TASKS TO CARRY OUT:
(1) Translate this sentence from the passage about fresh figs into Spanish: "Sadly, fresh fig season is a short-lived time of bliss."
(2) Carry the passage about fresh figs forward from its last sentence, keeping its voice.

QUOTED TEXT:
· · · ·

The first time I had a fresh fig was in Damascus on mine and Mike’s honeymoon.

Mike and I were served a platter of fruit (it’s the standard fare served after a big meal there…not really dessert, since that comes later. More like an after-dinner treat). A few ripe, very tempting figs rested on an ornately designed silver platter. One fig was cut in half, its deep red, juicy interior exposed; it looked soft and sweet and was practically calling out to be eaten. One bite and I was sold; that was all it took to ensure I turn into a fig-crazed maniac until I get my fix of figs every fig season.

Vanilla-Fig Cornmeal Poundcake 2

Sadly, fresh fig season is a short-lived time of bliss. This year I got my fill by ordering 4 pints of figs online from The Fig Lady (I looked high and low and sadly, the figs in my area were very much sub-standard this year). But I’m happy to say they arrived perfectly ripe and, well, perfect in general.

Vanilla-Fig Cornmeal Poundcake 3

We enjoyed most of the figs raw, but since there are only so many figs two people can eat raw before they spoil, I wanted to bake with them. I wanted a cake with a rustic, coarse texture (the kind of cake you get when baking with cornmeal or semolina) and moistened with sticky, sweet-scented syrup. Since figs inevitably remind me of all things Middle Eastern, my mind immediately went to a classic Middle Eastern cake called Harissa, a semolina-based cake, which is also called Basbousa or Namoura, depending on where you are or who you’re talking to.

· · · ·

MATERIAL SHOWN:
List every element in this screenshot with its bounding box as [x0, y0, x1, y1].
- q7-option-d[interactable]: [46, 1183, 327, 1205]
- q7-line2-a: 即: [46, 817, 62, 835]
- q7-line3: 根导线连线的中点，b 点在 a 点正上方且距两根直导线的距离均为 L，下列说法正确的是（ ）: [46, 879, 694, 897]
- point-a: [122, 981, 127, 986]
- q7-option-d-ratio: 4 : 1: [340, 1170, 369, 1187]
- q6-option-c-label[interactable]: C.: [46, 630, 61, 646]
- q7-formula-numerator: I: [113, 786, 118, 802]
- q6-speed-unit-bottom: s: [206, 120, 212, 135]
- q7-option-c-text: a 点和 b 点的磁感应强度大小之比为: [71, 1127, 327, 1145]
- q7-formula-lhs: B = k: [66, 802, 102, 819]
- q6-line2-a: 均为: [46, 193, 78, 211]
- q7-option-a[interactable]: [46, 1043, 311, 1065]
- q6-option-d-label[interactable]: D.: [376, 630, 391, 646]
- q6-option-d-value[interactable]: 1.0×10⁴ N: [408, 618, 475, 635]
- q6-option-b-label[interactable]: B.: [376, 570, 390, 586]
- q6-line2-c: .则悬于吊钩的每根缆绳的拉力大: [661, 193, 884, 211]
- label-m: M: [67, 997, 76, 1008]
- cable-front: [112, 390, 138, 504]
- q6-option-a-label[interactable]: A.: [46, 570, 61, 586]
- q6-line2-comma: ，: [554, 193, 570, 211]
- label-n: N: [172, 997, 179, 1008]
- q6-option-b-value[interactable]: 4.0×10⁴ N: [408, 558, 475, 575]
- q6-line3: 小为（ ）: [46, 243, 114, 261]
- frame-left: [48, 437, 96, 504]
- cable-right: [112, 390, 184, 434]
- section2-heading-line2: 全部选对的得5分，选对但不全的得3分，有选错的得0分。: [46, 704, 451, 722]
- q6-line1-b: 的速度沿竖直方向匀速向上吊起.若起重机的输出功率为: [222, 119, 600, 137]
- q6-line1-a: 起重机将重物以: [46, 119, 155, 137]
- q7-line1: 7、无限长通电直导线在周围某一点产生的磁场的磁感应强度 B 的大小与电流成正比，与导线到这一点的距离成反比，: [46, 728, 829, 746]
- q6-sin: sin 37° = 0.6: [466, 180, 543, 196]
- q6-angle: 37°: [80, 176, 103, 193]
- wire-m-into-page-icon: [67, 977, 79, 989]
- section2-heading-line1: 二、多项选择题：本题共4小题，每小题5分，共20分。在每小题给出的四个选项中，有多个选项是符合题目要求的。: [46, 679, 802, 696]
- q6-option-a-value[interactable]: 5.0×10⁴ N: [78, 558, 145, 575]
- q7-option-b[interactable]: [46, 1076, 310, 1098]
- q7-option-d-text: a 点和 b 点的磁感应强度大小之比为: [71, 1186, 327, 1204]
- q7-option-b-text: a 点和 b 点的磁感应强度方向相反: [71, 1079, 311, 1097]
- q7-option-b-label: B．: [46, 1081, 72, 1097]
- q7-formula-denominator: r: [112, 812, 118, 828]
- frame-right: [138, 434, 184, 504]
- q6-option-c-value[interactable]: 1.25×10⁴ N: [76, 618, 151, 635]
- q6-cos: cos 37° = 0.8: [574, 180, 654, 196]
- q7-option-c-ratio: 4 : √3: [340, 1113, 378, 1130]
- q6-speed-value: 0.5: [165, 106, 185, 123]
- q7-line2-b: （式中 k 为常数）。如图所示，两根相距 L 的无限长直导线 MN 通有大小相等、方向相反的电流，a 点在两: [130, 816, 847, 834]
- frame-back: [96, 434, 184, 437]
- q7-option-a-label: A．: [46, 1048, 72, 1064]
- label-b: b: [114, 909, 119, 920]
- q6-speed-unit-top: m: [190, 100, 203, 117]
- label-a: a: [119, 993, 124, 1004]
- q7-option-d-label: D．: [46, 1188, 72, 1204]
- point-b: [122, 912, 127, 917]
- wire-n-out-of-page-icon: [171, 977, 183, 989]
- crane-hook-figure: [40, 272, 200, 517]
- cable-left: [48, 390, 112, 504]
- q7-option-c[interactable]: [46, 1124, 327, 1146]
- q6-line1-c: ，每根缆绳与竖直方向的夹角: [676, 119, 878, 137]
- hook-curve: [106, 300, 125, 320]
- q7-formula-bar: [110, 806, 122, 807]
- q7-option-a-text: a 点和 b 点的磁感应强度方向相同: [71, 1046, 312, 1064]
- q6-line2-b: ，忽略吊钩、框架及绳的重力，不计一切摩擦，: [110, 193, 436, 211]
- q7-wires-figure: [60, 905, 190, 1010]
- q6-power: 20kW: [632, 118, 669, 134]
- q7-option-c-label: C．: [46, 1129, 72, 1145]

· · · ·

TASK ANSWERS:
(1) Lamentablemente, la temporada de higos frescos es un breve período de dicha.

(2)
Fresh Blueberries and Dried Juniper Berries

Fresh Blueberries and Dried Juniper Berries

I have a lovely recipe for Harissa that I included in my cookbook (which is being released on November 6; please check out The Book page for more details!), but this time I wanted something just a little different. Cornmeal was the perfect choice, lending wonderful texture and density to this cake. I served this cake with fresh blueberries because I thought they were a nice play on the juniper berries I used to scent the Spiced Vanilla Syrup; any fresh berries (or even quartered figs) would make a beautiful garnish though.

If you still have access to fresh figs I recommend making this cake; if not, definitely bookmark it for next year.

Vanilla-Fig Cornmeal Poundcake 4

Golden Vanilla-Fig Cake
Prep time: 
Total time: 
Yield: 12 to 16 servings
Spiced Vanilla Syrup:
  • ½ cup sugar
  • ¼ cup plus 2 tablespoons water
  • 1 teaspoon lemon juice
  • 8 dried juniper berries (or 1 sprig fresh rosemary)
  • 8 whole black peppercorns
  • ½ teaspoon pure vanilla extract
  • 1 cup all-purpose flour
  • ½ cup yellow cornmeal
  • 2 teaspoons baking powder
  • ¼ teaspoon salt
  • 8 tablespoons (1 stick) butter, at room temperature
  • 1¼ cups sugar
  • 3 large eggs
  • 1 teaspoon pure vanilla extract
  • 1 teaspoon vanilla bean paste
  • ½ cup milk (any kind you like)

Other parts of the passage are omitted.